(STATED GOAL): Rewrite each line of the data below as a numbered list, skipping any blank lines and leaving out the pictures.

(RECORD LIST):
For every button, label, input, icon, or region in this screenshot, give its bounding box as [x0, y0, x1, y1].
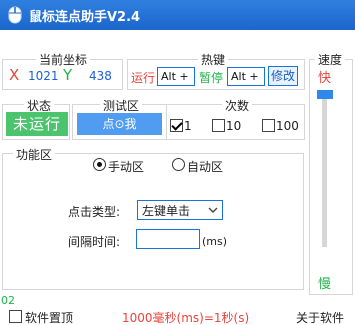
speed-legend: 速度 — [315, 51, 346, 68]
speed-slow-label: 慢 — [318, 277, 332, 292]
app-title: 鼠标连点助手V2.4 — [29, 10, 141, 25]
click-type-label: 点击类型: — [68, 205, 121, 219]
run-hotkey-input[interactable] — [157, 67, 195, 86]
click-type-select[interactable]: 左键单击 — [137, 200, 223, 220]
mouse-icon — [8, 6, 22, 24]
count-100-checkbox[interactable] — [262, 119, 275, 132]
count-1-label: 1 — [184, 119, 192, 133]
hotkey-legend: 热键 — [198, 51, 229, 68]
title-bar[interactable]: 鼠标连点助手V2.4 — [0, 0, 355, 30]
interval-unit: (ms) — [202, 235, 228, 248]
manual-mode-radio[interactable] — [93, 158, 106, 171]
pause-label: 暂停 — [199, 71, 224, 85]
count-1-checkbox[interactable] — [170, 119, 183, 132]
function-panel — [2, 153, 304, 290]
click-type-value: 左键单击 — [142, 204, 191, 218]
function-legend: 功能区 — [13, 146, 56, 163]
corner-value: 02 — [1, 294, 15, 307]
count-10-label: 10 — [226, 119, 242, 133]
ms-hint: 1000毫秒(ms)=1秒(s) — [122, 311, 250, 325]
x-label: X — [9, 66, 20, 84]
count-legend: 次数 — [222, 97, 253, 114]
chevron-down-icon — [208, 207, 218, 213]
test-click-button[interactable]: 点⊙我 — [77, 113, 162, 135]
x-value: 1021 — [28, 69, 59, 83]
manual-mode-label: 手动区 — [108, 160, 145, 174]
test-legend: 测试区 — [100, 97, 143, 114]
speed-slider-track[interactable] — [322, 92, 327, 247]
pause-hotkey-input[interactable] — [227, 67, 265, 86]
y-label: Y — [63, 66, 73, 84]
count-100-label: 100 — [276, 119, 299, 133]
interval-input[interactable] — [136, 229, 200, 249]
y-value: 438 — [89, 69, 112, 83]
pin-top-label: 软件置顶 — [25, 311, 74, 325]
run-label: 运行 — [131, 71, 156, 85]
auto-mode-label: 自动区 — [187, 160, 224, 174]
speed-fast-label: 快 — [318, 71, 332, 86]
about-link[interactable]: 关于软件 — [296, 309, 344, 325]
speed-slider-thumb[interactable] — [317, 90, 333, 99]
status-badge: 未运行 — [6, 112, 68, 136]
auto-mode-radio[interactable] — [172, 158, 185, 171]
count-10-checkbox[interactable] — [212, 119, 225, 132]
interval-label: 间隔时间: — [68, 235, 121, 249]
edit-hotkey-button[interactable]: 修改 — [268, 66, 298, 86]
pin-top-checkbox[interactable] — [9, 310, 22, 323]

(SOLVED PROBLEM):
1. For every button, label, input, icon, or region in this screenshot, give its bounding box as [x0, y0, x1, y1].
2. speed-legend: 速度 — [315, 51, 346, 68]
3. speed-slow-label: 慢 — [318, 277, 332, 292]
4. app-title: 鼠标连点助手V2.4 — [29, 10, 141, 25]
5. click-type-label: 点击类型: — [68, 205, 121, 219]
6. run-hotkey-input[interactable] — [157, 67, 195, 86]
7. click-type-select[interactable]: 左键单击 — [137, 200, 223, 220]
8. mouse-icon — [8, 6, 22, 24]
9. count-100-checkbox[interactable] — [262, 119, 275, 132]
10. count-1-label: 1 — [184, 119, 192, 133]
11. hotkey-legend: 热键 — [198, 51, 229, 68]
12. title-bar[interactable]: 鼠标连点助手V2.4 — [0, 0, 355, 30]
13. interval-unit: (ms) — [202, 235, 228, 248]
14. manual-mode-radio[interactable] — [93, 158, 106, 171]
15. pause-label: 暂停 — [199, 71, 224, 85]
16. count-1-checkbox[interactable] — [170, 119, 183, 132]
17. function-panel — [2, 153, 304, 290]
18. click-type-value: 左键单击 — [142, 204, 191, 218]
19. function-legend: 功能区 — [13, 146, 56, 163]
20. corner-value: 02 — [1, 294, 15, 307]
21. count-10-label: 10 — [226, 119, 242, 133]
22. ms-hint: 1000毫秒(ms)=1秒(s) — [122, 311, 250, 325]
23. x-label: X — [9, 66, 20, 84]
24. count-legend: 次数 — [222, 97, 253, 114]
25. chevron-down-icon — [208, 207, 218, 213]
26. test-click-button[interactable]: 点⊙我 — [77, 113, 162, 135]
27. x-value: 1021 — [28, 69, 59, 83]
28. manual-mode-label: 手动区 — [108, 160, 145, 174]
29. test-legend: 测试区 — [100, 97, 143, 114]
30. speed-slider-track[interactable] — [322, 92, 327, 247]
31. pause-hotkey-input[interactable] — [227, 67, 265, 86]
32. y-label: Y — [63, 66, 73, 84]
33. count-100-label: 100 — [276, 119, 299, 133]
34. interval-input[interactable] — [136, 229, 200, 249]
35. y-value: 438 — [89, 69, 112, 83]
36. pin-top-label: 软件置顶 — [25, 311, 74, 325]
37. run-label: 运行 — [131, 71, 156, 85]
38. auto-mode-label: 自动区 — [187, 160, 224, 174]
39. speed-fast-label: 快 — [318, 71, 332, 86]
40. about-link[interactable]: 关于软件 — [296, 309, 344, 325]
41. speed-slider-thumb[interactable] — [317, 90, 333, 99]
42. status-badge: 未运行 — [6, 112, 68, 136]
43. auto-mode-radio[interactable] — [172, 158, 185, 171]
44. count-10-checkbox[interactable] — [212, 119, 225, 132]
45. interval-label: 间隔时间: — [68, 235, 121, 249]
46. edit-hotkey-button[interactable]: 修改 — [268, 66, 298, 86]
47. pin-top-checkbox[interactable] — [9, 310, 22, 323]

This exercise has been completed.